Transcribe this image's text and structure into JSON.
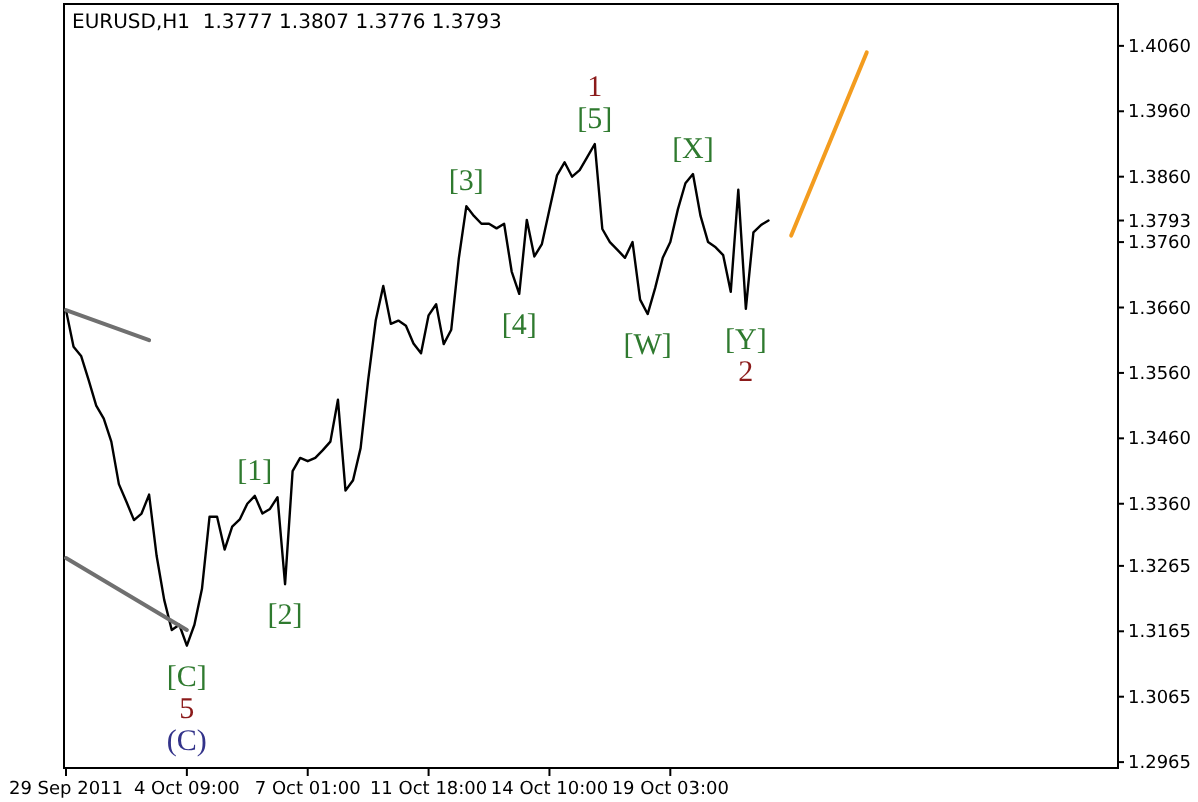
{
  "chart_data": {
    "type": "line",
    "title": "EURUSD,H1  1.3777 1.3807 1.3776 1.3793",
    "categories": [
      "29 Sep 2011",
      null,
      null,
      null,
      null,
      null,
      null,
      null,
      null,
      null,
      null,
      null,
      null,
      null,
      null,
      null,
      "4 Oct 09:00",
      null,
      null,
      null,
      null,
      null,
      null,
      null,
      null,
      null,
      null,
      null,
      null,
      null,
      null,
      null,
      "7 Oct 01:00",
      null,
      null,
      null,
      null,
      null,
      null,
      null,
      null,
      null,
      null,
      null,
      null,
      null,
      null,
      null,
      "11 Oct 18:00",
      null,
      null,
      null,
      null,
      null,
      null,
      null,
      null,
      null,
      null,
      null,
      null,
      null,
      null,
      null,
      "14 Oct 10:00",
      null,
      null,
      null,
      null,
      null,
      null,
      null,
      null,
      null,
      null,
      null,
      null,
      null,
      null,
      null,
      "19 Oct 03:00",
      null,
      null,
      null,
      null,
      null,
      null,
      null,
      null,
      null,
      null,
      null,
      null,
      null,
      null,
      null,
      null,
      null,
      null,
      null,
      null,
      null,
      null,
      null,
      null,
      null,
      null,
      null,
      null,
      null,
      null,
      null,
      null,
      null,
      null,
      null,
      null,
      null,
      null,
      null,
      null,
      null,
      null,
      null,
      null,
      null,
      null,
      null,
      null,
      null,
      null,
      null,
      null,
      null,
      null,
      null,
      null,
      null,
      null,
      null
    ],
    "ylim": [
      1.2956,
      1.4124
    ],
    "yticks": [
      {
        "value": 1.406,
        "label": "1.4060"
      },
      {
        "value": 1.396,
        "label": "1.3960"
      },
      {
        "value": 1.386,
        "label": "1.3860"
      },
      {
        "value": 1.3793,
        "label": "1.3793"
      },
      {
        "value": 1.376,
        "label": "1.3760"
      },
      {
        "value": 1.366,
        "label": "1.3660"
      },
      {
        "value": 1.356,
        "label": "1.3560"
      },
      {
        "value": 1.346,
        "label": "1.3460"
      },
      {
        "value": 1.336,
        "label": "1.3360"
      },
      {
        "value": 1.3265,
        "label": "1.3265"
      },
      {
        "value": 1.3165,
        "label": "1.3165"
      },
      {
        "value": 1.3065,
        "label": "1.3065"
      },
      {
        "value": 1.2965,
        "label": "1.2965"
      }
    ],
    "grid": false,
    "series": [
      {
        "color": "#000000",
        "values": [
          1.3656,
          1.36,
          1.3586,
          1.3549,
          1.351,
          1.349,
          1.3455,
          1.339,
          1.3363,
          1.3335,
          1.3345,
          1.3374,
          1.328,
          1.3213,
          1.3167,
          1.3175,
          1.3143,
          1.3175,
          1.323,
          1.334,
          1.334,
          1.329,
          1.3325,
          1.3336,
          1.336,
          1.3372,
          1.3345,
          1.3352,
          1.337,
          1.3237,
          1.341,
          1.343,
          1.3425,
          1.343,
          1.3442,
          1.3455,
          1.3519,
          1.338,
          1.3396,
          1.3445,
          1.3549,
          1.364,
          1.3693,
          1.3635,
          1.364,
          1.3632,
          1.3605,
          1.359,
          1.3648,
          1.3665,
          1.3604,
          1.3626,
          1.3735,
          1.3815,
          1.38,
          1.3788,
          1.3788,
          1.3781,
          1.3788,
          1.3715,
          1.3681,
          1.3794,
          1.3738,
          1.3757,
          1.381,
          1.3862,
          1.3882,
          1.386,
          1.387,
          1.389,
          1.391,
          1.378,
          1.376,
          1.3748,
          1.3736,
          1.376,
          1.3672,
          1.365,
          1.369,
          1.3736,
          1.376,
          1.381,
          1.385,
          1.3864,
          1.38,
          1.376,
          1.3752,
          1.374,
          1.3684,
          1.384,
          1.3658,
          1.3775,
          1.3786,
          1.3793,
          null,
          null,
          null,
          null,
          null,
          null,
          null,
          null,
          null,
          null,
          null,
          null,
          null,
          null,
          null,
          null,
          null,
          null,
          null,
          null,
          null,
          null,
          null,
          null,
          null,
          null,
          null,
          null,
          null,
          null,
          null,
          null,
          null,
          null,
          null,
          null,
          null,
          null,
          null,
          null,
          null,
          null,
          null,
          null,
          null,
          null
        ]
      },
      {
        "color": "#707070",
        "values": [
          1.3656,
          null,
          null,
          null,
          null,
          null,
          null,
          null,
          null,
          null,
          null,
          1.361,
          null,
          null,
          null,
          null,
          null,
          null,
          null,
          null,
          null,
          null,
          null,
          null,
          null,
          null,
          null,
          null,
          null,
          null,
          null,
          null,
          null,
          null,
          null,
          null,
          null,
          null,
          null,
          null,
          null,
          null,
          null,
          null,
          null,
          null,
          null,
          null,
          null,
          null,
          null,
          null,
          null,
          null,
          null,
          null,
          null,
          null,
          null,
          null,
          null,
          null,
          null,
          null,
          null,
          null,
          null,
          null,
          null,
          null,
          null,
          null,
          null,
          null,
          null,
          null,
          null,
          null,
          null,
          null,
          null,
          null,
          null,
          null,
          null,
          null,
          null,
          null,
          null,
          null,
          null,
          null,
          null,
          null,
          null,
          null,
          null,
          null,
          null,
          null,
          null,
          null,
          null,
          null,
          null,
          null,
          null,
          null,
          null,
          null,
          null,
          null,
          null,
          null,
          null,
          null,
          null,
          null,
          null,
          null,
          null,
          null,
          null,
          null,
          null,
          null,
          null,
          null,
          null,
          null,
          null,
          null,
          null,
          null,
          null,
          null,
          null,
          null,
          null,
          null
        ]
      },
      {
        "color": "#707070",
        "values": [
          1.3277,
          null,
          null,
          null,
          null,
          null,
          null,
          null,
          null,
          null,
          null,
          null,
          null,
          null,
          null,
          null,
          1.3167,
          null,
          null,
          null,
          null,
          null,
          null,
          null,
          null,
          null,
          null,
          null,
          null,
          null,
          null,
          null,
          null,
          null,
          null,
          null,
          null,
          null,
          null,
          null,
          null,
          null,
          null,
          null,
          null,
          null,
          null,
          null,
          null,
          null,
          null,
          null,
          null,
          null,
          null,
          null,
          null,
          null,
          null,
          null,
          null,
          null,
          null,
          null,
          null,
          null,
          null,
          null,
          null,
          null,
          null,
          null,
          null,
          null,
          null,
          null,
          null,
          null,
          null,
          null,
          null,
          null,
          null,
          null,
          null,
          null,
          null,
          null,
          null,
          null,
          null,
          null,
          null,
          null,
          null,
          null,
          null,
          null,
          null,
          null,
          null,
          null,
          null,
          null,
          null,
          null,
          null,
          null,
          null,
          null,
          null,
          null,
          null,
          null,
          null,
          null,
          null,
          null,
          null,
          null,
          null,
          null,
          null,
          null,
          null,
          null,
          null,
          null,
          null,
          null,
          null,
          null,
          null,
          null,
          null,
          null,
          null,
          null,
          null,
          null
        ]
      },
      {
        "color": "#f39c1f",
        "values": [
          null,
          null,
          null,
          null,
          null,
          null,
          null,
          null,
          null,
          null,
          null,
          null,
          null,
          null,
          null,
          null,
          null,
          null,
          null,
          null,
          null,
          null,
          null,
          null,
          null,
          null,
          null,
          null,
          null,
          null,
          null,
          null,
          null,
          null,
          null,
          null,
          null,
          null,
          null,
          null,
          null,
          null,
          null,
          null,
          null,
          null,
          null,
          null,
          null,
          null,
          null,
          null,
          null,
          null,
          null,
          null,
          null,
          null,
          null,
          null,
          null,
          null,
          null,
          null,
          null,
          null,
          null,
          null,
          null,
          null,
          null,
          null,
          null,
          null,
          null,
          null,
          null,
          null,
          null,
          null,
          null,
          null,
          null,
          null,
          null,
          null,
          null,
          null,
          null,
          null,
          null,
          null,
          null,
          null,
          null,
          null,
          1.377,
          null,
          null,
          null,
          null,
          null,
          null,
          null,
          null,
          null,
          1.405,
          null,
          null,
          null,
          null,
          null,
          null,
          null,
          null,
          null,
          null,
          null,
          null,
          null,
          null,
          null,
          null,
          null,
          null,
          null,
          null,
          null,
          null,
          null,
          null,
          null,
          null,
          null,
          null,
          null,
          null,
          null,
          null,
          null
        ]
      }
    ],
    "annotations": [
      {
        "text": "[5]",
        "y": 1.391
      },
      {
        "text": "1",
        "y": 1.391
      },
      {
        "text": "[3]",
        "y": 1.3815
      },
      {
        "text": "[4]",
        "y": 1.3681
      },
      {
        "text": "[X]",
        "y": 1.3864
      },
      {
        "text": "[W]",
        "y": 1.365
      },
      {
        "text": "[Y]",
        "y": 1.3658
      },
      {
        "text": "2",
        "y": 1.3658
      },
      {
        "text": "[1]",
        "y": 1.3372
      },
      {
        "text": "[2]",
        "y": 1.3237
      },
      {
        "text": "[C]",
        "y": 1.3143
      },
      {
        "text": "5",
        "y": 1.3143
      },
      {
        "text": "(C)",
        "y": 1.3143
      }
    ]
  }
}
----------------
> [WHAT THE EXERCISE ASKS]: Select every line of the material above holding the word "color" and copy it.

> [ANSWER]:
        "color": "#000000",
        "color": "#707070",
        "color": "#707070",
        "color": "#f39c1f",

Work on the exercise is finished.